SET PROBLEM |
Output the material below in its entirety, exactly as given.

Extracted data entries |
----------------------------------------

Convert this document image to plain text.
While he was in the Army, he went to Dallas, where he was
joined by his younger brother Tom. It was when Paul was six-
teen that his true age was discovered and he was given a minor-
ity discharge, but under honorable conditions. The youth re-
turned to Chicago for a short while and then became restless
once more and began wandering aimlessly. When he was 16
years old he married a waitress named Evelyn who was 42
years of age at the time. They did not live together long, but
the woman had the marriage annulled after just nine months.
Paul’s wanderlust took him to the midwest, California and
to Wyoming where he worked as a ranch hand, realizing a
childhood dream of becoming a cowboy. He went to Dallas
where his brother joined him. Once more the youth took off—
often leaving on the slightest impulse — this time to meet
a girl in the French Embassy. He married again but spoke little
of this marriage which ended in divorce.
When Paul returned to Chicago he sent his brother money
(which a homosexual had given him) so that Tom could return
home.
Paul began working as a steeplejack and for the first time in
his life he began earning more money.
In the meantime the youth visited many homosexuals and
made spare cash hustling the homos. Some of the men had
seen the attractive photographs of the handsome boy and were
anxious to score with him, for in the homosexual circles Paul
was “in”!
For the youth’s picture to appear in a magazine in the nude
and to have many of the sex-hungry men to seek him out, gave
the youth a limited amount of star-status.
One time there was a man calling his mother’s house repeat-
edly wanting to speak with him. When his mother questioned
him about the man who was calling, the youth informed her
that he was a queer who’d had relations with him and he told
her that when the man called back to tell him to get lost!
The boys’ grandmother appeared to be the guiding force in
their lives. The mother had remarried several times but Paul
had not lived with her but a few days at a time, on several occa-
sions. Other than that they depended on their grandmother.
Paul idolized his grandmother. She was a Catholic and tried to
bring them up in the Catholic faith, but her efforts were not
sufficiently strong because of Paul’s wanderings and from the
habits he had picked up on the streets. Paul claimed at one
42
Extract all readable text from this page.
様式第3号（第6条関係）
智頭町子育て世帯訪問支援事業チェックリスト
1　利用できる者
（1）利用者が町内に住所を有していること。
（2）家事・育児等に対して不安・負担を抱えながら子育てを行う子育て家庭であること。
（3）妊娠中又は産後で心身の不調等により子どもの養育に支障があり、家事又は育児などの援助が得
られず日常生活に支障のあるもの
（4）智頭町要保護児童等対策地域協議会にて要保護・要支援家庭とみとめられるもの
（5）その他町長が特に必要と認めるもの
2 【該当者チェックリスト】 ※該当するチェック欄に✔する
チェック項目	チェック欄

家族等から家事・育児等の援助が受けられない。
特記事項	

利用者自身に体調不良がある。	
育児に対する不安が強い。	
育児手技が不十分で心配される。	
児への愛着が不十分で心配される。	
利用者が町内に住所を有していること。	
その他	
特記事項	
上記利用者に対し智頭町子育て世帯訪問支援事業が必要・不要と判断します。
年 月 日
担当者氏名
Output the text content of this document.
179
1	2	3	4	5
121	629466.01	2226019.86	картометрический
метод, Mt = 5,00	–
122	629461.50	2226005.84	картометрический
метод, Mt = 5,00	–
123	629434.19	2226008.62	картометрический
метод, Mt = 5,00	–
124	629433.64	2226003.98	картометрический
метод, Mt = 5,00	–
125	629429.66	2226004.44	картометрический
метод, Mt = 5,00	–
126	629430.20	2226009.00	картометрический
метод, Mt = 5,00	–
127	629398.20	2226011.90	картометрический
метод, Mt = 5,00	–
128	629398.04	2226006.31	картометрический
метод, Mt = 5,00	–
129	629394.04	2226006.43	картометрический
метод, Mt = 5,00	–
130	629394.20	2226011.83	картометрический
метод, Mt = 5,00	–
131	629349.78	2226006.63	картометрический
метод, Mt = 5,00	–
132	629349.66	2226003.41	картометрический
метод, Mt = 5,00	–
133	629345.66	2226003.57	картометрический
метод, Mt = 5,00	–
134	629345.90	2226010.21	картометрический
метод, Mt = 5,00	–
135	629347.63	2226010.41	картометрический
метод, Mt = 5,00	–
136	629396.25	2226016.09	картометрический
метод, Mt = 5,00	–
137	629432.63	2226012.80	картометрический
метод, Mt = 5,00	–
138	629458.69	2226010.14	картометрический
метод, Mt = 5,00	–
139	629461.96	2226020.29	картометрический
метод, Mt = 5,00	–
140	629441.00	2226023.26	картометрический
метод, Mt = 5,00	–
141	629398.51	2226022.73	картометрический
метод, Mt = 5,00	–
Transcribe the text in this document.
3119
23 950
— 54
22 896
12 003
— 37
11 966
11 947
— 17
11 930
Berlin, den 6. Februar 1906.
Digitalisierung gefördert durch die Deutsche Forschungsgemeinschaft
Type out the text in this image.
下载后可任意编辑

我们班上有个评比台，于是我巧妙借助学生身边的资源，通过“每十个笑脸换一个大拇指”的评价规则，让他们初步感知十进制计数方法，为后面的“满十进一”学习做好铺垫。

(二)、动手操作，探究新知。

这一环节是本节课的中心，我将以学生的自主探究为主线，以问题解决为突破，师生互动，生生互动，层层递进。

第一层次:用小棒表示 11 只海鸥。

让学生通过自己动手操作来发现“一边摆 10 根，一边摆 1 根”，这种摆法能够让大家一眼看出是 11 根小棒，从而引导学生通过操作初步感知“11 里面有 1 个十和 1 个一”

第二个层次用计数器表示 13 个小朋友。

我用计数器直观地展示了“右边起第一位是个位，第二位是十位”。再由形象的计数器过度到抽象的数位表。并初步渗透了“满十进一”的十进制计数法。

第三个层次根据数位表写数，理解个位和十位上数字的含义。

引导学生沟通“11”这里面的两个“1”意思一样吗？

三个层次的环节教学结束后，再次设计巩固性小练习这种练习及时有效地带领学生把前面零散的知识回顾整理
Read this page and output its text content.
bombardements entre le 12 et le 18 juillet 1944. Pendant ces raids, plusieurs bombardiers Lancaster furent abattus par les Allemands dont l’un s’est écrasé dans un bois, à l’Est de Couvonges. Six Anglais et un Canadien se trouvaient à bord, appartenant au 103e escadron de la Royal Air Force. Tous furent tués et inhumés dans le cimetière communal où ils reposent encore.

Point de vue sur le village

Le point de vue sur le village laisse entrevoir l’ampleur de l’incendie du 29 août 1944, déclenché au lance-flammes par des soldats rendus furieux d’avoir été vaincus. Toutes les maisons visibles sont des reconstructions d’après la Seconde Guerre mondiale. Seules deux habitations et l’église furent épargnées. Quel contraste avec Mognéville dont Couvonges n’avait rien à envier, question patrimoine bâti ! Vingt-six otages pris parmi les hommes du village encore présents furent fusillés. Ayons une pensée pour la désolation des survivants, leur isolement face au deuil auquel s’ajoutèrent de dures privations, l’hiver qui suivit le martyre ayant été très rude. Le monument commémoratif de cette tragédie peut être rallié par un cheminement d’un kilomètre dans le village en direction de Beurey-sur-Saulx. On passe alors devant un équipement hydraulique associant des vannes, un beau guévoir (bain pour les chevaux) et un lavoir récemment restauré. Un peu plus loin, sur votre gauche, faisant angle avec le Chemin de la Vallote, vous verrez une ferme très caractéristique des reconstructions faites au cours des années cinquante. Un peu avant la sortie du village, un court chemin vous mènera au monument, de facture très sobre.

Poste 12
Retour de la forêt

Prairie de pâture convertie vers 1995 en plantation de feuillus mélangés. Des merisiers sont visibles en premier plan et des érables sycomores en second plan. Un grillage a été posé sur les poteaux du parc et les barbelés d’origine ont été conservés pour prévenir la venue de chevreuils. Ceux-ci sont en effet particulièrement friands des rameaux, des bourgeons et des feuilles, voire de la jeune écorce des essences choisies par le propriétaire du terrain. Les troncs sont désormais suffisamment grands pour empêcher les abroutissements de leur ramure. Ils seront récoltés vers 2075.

----------------------------------------

OUTPUT |
Convert this document image to plain text.
While he was in the Army, he went to Dallas, where he was
joined by his younger brother Tom. It was when Paul was six-
teen that his true age was discovered and he was given a minor-
ity discharge, but under honorable conditions. The youth re-
turned to Chicago for a short while and then became restless
once more and began wandering aimlessly. When he was 16
years old he married a waitress named Evelyn who was 42
years of age at the time. They did not live together long, but
the woman had the marriage annulled after just nine months.
Paul’s wanderlust took him to the midwest, California and
to Wyoming where he worked as a ranch hand, realizing a
childhood dream of becoming a cowboy. He went to Dallas
where his brother joined him. Once more the youth took off—
often leaving on the slightest impulse — this time to meet
a girl in the French Embassy. He married again but spoke little
of this marriage which ended in divorce.
When Paul returned to Chicago he sent his brother money
(which a homosexual had given him) so that Tom could return
home.
Paul began working as a steeplejack and for the first time in
his life he began earning more money.
In the meantime the youth visited many homosexuals and
made spare cash hustling the homos. Some of the men had
seen the attractive photographs of the handsome boy and were
anxious to score with him, for in the homosexual circles Paul
was “in”!
For the youth’s picture to appear in a magazine in the nude
and to have many of the sex-hungry men to seek him out, gave
the youth a limited amount of star-status.
One time there was a man calling his mother’s house repeat-
edly wanting to speak with him. When his mother questioned
him about the man who was calling, the youth informed her
that he was a queer who’d had relations with him and he told
her that when the man called back to tell him to get lost!
The boys’ grandmother appeared to be the guiding force in
their lives. The mother had remarried several times but Paul
had not lived with her but a few days at a time, on several occa-
sions. Other than that they depended on their grandmother.
Paul idolized his grandmother. She was a Catholic and tried to
bring them up in the Catholic faith, but her efforts were not
sufficiently strong because of Paul’s wanderings and from the
habits he had picked up on the streets. Paul claimed at one
42
Extract all readable text from this page.
様式第3号（第6条関係）
智頭町子育て世帯訪問支援事業チェックリスト
1　利用できる者
（1）利用者が町内に住所を有していること。
（2）家事・育児等に対して不安・負担を抱えながら子育てを行う子育て家庭であること。
（3）妊娠中又は産後で心身の不調等により子どもの養育に支障があり、家事又は育児などの援助が得
られず日常生活に支障のあるもの
（4）智頭町要保護児童等対策地域協議会にて要保護・要支援家庭とみとめられるもの
（5）その他町長が特に必要と認めるもの
2 【該当者チェックリスト】 ※該当するチェック欄に✔する
チェック項目	チェック欄

家族等から家事・育児等の援助が受けられない。
特記事項	

利用者自身に体調不良がある。	
育児に対する不安が強い。	
育児手技が不十分で心配される。	
児への愛着が不十分で心配される。	
利用者が町内に住所を有していること。	
その他	
特記事項	
上記利用者に対し智頭町子育て世帯訪問支援事業が必要・不要と判断します。
年 月 日
担当者氏名
Output the text content of this document.
179
1	2	3	4	5
121	629466.01	2226019.86	картометрический
метод, Mt = 5,00	–
122	629461.50	2226005.84	картометрический
метод, Mt = 5,00	–
123	629434.19	2226008.62	картометрический
метод, Mt = 5,00	–
124	629433.64	2226003.98	картометрический
метод, Mt = 5,00	–
125	629429.66	2226004.44	картометрический
метод, Mt = 5,00	–
126	629430.20	2226009.00	картометрический
метод, Mt = 5,00	–
127	629398.20	2226011.90	картометрический
метод, Mt = 5,00	–
128	629398.04	2226006.31	картометрический
метод, Mt = 5,00	–
129	629394.04	2226006.43	картометрический
метод, Mt = 5,00	–
130	629394.20	2226011.83	картометрический
метод, Mt = 5,00	–
131	629349.78	2226006.63	картометрический
метод, Mt = 5,00	–
132	629349.66	2226003.41	картометрический
метод, Mt = 5,00	–
133	629345.66	2226003.57	картометрический
метод, Mt = 5,00	–
134	629345.90	2226010.21	картометрический
метод, Mt = 5,00	–
135	629347.63	2226010.41	картометрический
метод, Mt = 5,00	–
136	629396.25	2226016.09	картометрический
метод, Mt = 5,00	–
137	629432.63	2226012.80	картометрический
метод, Mt = 5,00	–
138	629458.69	2226010.14	картометрический
метод, Mt = 5,00	–
139	629461.96	2226020.29	картометрический
метод, Mt = 5,00	–
140	629441.00	2226023.26	картометрический
метод, Mt = 5,00	–
141	629398.51	2226022.73	картометрический
метод, Mt = 5,00	–
Transcribe the text in this document.
3119
23 950
— 54
22 896
12 003
— 37
11 966
11 947
— 17
11 930
Berlin, den 6. Februar 1906.
Digitalisierung gefördert durch die Deutsche Forschungsgemeinschaft
Type out the text in this image.
下载后可任意编辑

我们班上有个评比台，于是我巧妙借助学生身边的资源，通过“每十个笑脸换一个大拇指”的评价规则，让他们初步感知十进制计数方法，为后面的“满十进一”学习做好铺垫。

(二)、动手操作，探究新知。

这一环节是本节课的中心，我将以学生的自主探究为主线，以问题解决为突破，师生互动，生生互动，层层递进。

第一层次:用小棒表示 11 只海鸥。

让学生通过自己动手操作来发现“一边摆 10 根，一边摆 1 根”，这种摆法能够让大家一眼看出是 11 根小棒，从而引导学生通过操作初步感知“11 里面有 1 个十和 1 个一”

第二个层次用计数器表示 13 个小朋友。

我用计数器直观地展示了“右边起第一位是个位，第二位是十位”。再由形象的计数器过度到抽象的数位表。并初步渗透了“满十进一”的十进制计数法。

第三个层次根据数位表写数，理解个位和十位上数字的含义。

引导学生沟通“11”这里面的两个“1”意思一样吗？

三个层次的环节教学结束后，再次设计巩固性小练习这种练习及时有效地带领学生把前面零散的知识回顾整理
Read this page and output its text content.
bombardements entre le 12 et le 18 juillet 1944. Pendant ces raids, plusieurs bombardiers Lancaster furent abattus par les Allemands dont l’un s’est écrasé dans un bois, à l’Est de Couvonges. Six Anglais et un Canadien se trouvaient à bord, appartenant au 103e escadron de la Royal Air Force. Tous furent tués et inhumés dans le cimetière communal où ils reposent encore.

Point de vue sur le village

Le point de vue sur le village laisse entrevoir l’ampleur de l’incendie du 29 août 1944, déclenché au lance-flammes par des soldats rendus furieux d’avoir été vaincus. Toutes les maisons visibles sont des reconstructions d’après la Seconde Guerre mondiale. Seules deux habitations et l’église furent épargnées. Quel contraste avec Mognéville dont Couvonges n’avait rien à envier, question patrimoine bâti ! Vingt-six otages pris parmi les hommes du village encore présents furent fusillés. Ayons une pensée pour la désolation des survivants, leur isolement face au deuil auquel s’ajoutèrent de dures privations, l’hiver qui suivit le martyre ayant été très rude. Le monument commémoratif de cette tragédie peut être rallié par un cheminement d’un kilomètre dans le village en direction de Beurey-sur-Saulx. On passe alors devant un équipement hydraulique associant des vannes, un beau guévoir (bain pour les chevaux) et un lavoir récemment restauré. Un peu plus loin, sur votre gauche, faisant angle avec le Chemin de la Vallote, vous verrez une ferme très caractéristique des reconstructions faites au cours des années cinquante. Un peu avant la sortie du village, un court chemin vous mènera au monument, de facture très sobre.

Poste 12
Retour de la forêt

Prairie de pâture convertie vers 1995 en plantation de feuillus mélangés. Des merisiers sont visibles en premier plan et des érables sycomores en second plan. Un grillage a été posé sur les poteaux du parc et les barbelés d’origine ont été conservés pour prévenir la venue de chevreuils. Ceux-ci sont en effet particulièrement friands des rameaux, des bourgeons et des feuilles, voire de la jeune écorce des essences choisies par le propriétaire du terrain. Les troncs sont désormais suffisamment grands pour empêcher les abroutissements de leur ramure. Ils seront récoltés vers 2075.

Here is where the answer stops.